WHAT YOU SHOULD DO:
Go through the entries below and copy each line containing the word "true".

INFORMATION PROVIDED:

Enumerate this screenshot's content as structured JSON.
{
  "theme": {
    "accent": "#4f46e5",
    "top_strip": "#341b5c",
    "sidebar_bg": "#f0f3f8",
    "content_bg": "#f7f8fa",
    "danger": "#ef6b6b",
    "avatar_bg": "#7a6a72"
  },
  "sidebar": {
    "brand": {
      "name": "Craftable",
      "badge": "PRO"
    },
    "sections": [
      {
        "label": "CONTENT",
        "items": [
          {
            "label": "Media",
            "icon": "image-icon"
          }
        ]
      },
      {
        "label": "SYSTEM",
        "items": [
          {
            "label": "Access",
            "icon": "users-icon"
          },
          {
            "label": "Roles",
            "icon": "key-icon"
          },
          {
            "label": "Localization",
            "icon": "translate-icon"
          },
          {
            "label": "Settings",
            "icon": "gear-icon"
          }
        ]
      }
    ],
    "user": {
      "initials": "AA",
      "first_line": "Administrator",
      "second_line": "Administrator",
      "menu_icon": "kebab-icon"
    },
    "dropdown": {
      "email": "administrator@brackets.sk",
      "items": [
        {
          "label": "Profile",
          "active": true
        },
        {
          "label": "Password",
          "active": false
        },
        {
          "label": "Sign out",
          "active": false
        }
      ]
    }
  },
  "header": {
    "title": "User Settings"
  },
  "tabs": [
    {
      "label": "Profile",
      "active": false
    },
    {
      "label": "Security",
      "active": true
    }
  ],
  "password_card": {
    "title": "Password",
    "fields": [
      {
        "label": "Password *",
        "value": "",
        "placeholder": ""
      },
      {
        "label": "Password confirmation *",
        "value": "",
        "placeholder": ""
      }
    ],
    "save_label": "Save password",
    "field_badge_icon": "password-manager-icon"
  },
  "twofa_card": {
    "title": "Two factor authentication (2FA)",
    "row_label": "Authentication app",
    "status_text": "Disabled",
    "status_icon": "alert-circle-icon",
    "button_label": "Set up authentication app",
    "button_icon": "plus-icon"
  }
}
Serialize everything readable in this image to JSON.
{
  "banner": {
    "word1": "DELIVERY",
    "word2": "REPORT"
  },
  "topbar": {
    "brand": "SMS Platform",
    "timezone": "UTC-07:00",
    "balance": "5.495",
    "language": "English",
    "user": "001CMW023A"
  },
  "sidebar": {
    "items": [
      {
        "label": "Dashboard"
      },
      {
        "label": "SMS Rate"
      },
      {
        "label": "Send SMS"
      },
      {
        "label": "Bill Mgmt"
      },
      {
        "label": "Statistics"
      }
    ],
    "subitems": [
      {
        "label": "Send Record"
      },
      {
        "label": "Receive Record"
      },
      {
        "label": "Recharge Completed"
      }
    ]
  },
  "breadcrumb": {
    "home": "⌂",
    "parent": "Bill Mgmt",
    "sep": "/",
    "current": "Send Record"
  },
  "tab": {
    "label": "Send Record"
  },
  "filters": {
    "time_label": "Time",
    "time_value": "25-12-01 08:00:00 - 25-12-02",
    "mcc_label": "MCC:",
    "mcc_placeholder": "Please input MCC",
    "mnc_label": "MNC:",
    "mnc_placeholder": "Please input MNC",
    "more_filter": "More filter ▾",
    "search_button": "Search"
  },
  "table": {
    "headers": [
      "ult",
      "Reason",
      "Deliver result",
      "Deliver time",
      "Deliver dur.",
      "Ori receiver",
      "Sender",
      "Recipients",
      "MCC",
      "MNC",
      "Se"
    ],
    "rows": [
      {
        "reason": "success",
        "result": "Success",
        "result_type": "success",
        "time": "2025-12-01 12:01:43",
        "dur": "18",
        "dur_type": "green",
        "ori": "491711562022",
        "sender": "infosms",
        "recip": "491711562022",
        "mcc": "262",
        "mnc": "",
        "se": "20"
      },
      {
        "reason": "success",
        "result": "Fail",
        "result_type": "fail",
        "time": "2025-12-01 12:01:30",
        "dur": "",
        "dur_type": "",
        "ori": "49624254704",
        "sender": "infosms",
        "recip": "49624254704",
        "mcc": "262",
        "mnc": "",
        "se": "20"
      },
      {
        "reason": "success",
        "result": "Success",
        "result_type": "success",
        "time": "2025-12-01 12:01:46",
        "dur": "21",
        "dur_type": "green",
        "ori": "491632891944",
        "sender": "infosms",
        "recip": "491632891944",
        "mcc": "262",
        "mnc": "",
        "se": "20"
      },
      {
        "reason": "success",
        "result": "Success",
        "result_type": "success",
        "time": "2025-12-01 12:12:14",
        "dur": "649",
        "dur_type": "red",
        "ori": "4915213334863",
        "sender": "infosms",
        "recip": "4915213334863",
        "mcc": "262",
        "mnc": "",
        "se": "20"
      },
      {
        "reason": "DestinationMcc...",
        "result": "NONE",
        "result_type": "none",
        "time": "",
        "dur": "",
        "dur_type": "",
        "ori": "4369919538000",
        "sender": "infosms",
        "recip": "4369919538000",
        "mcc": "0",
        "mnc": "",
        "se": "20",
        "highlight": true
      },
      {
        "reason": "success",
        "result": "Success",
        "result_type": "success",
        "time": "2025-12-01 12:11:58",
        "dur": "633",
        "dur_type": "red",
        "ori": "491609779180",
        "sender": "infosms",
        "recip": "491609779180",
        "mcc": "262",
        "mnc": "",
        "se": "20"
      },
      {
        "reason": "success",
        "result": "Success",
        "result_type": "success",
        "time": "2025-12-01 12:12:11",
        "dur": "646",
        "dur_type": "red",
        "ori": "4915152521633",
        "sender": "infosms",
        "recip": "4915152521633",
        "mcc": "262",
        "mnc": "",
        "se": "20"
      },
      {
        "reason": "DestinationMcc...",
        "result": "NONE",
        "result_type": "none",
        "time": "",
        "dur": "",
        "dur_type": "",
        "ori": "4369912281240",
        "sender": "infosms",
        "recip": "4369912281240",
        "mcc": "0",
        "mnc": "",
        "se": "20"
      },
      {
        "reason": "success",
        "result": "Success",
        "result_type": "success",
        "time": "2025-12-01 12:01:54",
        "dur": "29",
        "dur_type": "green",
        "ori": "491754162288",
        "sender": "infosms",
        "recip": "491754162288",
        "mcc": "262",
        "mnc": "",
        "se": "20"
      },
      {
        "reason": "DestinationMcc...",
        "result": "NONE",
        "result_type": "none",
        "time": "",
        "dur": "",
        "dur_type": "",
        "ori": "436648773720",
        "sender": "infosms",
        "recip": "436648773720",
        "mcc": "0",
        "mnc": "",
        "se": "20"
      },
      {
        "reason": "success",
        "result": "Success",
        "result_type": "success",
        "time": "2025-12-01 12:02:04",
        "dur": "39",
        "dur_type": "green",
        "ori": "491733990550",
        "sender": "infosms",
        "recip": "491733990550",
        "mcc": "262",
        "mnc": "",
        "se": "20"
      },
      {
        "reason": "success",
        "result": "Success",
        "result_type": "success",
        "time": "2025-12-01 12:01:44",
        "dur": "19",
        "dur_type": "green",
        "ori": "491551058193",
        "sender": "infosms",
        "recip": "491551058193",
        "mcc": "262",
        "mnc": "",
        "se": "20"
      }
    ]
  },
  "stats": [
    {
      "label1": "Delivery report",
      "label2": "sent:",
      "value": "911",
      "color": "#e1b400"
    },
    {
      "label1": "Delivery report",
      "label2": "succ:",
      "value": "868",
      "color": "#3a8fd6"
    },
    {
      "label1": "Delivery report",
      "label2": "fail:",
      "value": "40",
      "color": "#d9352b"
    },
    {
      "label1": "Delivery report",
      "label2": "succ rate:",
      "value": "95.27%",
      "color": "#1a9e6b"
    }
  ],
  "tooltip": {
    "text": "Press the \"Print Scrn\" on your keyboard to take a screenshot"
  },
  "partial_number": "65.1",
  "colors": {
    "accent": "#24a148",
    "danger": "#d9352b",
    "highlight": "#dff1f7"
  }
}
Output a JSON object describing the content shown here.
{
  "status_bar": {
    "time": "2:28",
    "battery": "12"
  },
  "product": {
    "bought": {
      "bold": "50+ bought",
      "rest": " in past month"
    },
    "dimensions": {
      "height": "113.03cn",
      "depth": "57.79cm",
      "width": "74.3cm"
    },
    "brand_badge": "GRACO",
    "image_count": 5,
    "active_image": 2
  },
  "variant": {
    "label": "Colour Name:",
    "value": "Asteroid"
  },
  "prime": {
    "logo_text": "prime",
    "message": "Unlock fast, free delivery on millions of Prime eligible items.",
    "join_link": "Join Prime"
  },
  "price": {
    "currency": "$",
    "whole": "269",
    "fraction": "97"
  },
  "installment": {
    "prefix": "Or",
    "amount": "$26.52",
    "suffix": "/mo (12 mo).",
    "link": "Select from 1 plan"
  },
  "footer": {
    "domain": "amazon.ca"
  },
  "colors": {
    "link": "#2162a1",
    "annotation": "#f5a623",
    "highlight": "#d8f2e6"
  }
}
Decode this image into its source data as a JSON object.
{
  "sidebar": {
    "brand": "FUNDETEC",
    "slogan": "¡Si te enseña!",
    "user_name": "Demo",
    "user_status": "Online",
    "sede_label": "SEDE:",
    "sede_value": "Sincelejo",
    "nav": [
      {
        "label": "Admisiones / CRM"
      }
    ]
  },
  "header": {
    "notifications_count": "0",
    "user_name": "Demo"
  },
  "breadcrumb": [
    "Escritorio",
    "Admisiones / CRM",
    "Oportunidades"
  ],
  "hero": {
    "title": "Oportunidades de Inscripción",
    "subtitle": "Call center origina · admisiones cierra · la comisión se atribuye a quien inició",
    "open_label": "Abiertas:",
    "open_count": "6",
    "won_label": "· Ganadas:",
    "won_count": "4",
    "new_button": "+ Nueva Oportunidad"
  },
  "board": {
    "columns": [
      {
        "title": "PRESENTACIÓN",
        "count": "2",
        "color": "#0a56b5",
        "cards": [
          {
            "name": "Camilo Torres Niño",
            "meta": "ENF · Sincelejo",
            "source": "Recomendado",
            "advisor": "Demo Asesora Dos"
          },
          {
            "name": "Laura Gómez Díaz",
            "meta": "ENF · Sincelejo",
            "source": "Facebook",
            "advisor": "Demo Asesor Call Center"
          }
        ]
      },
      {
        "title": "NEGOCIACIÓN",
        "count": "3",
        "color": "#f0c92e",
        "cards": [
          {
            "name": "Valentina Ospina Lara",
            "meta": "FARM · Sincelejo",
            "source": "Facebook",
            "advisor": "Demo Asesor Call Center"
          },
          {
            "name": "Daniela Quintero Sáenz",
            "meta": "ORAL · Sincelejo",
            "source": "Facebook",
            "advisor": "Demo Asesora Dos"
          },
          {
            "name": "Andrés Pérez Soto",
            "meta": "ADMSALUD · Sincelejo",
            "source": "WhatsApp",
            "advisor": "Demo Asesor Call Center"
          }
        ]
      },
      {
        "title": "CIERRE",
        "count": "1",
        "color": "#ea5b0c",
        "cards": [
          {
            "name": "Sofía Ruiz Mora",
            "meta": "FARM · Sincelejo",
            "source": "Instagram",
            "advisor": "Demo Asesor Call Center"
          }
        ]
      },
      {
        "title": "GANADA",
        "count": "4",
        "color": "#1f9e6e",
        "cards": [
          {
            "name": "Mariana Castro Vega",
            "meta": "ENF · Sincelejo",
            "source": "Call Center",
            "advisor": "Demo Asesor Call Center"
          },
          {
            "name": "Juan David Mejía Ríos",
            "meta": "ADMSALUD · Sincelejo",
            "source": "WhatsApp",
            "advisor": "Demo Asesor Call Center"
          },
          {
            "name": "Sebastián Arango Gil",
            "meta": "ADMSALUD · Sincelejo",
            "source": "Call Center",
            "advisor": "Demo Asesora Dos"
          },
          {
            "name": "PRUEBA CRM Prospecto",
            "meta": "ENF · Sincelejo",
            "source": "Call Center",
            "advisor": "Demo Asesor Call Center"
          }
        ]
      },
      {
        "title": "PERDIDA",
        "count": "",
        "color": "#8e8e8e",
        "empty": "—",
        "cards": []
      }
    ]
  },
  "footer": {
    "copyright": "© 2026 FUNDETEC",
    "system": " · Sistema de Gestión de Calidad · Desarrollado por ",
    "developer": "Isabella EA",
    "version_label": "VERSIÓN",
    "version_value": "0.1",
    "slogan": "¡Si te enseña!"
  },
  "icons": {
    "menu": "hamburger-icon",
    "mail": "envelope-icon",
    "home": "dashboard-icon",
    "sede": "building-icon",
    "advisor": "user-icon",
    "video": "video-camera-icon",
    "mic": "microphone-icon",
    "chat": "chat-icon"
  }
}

TASK SOLUTION:
          "active": true
      "active": true
        "highlight": true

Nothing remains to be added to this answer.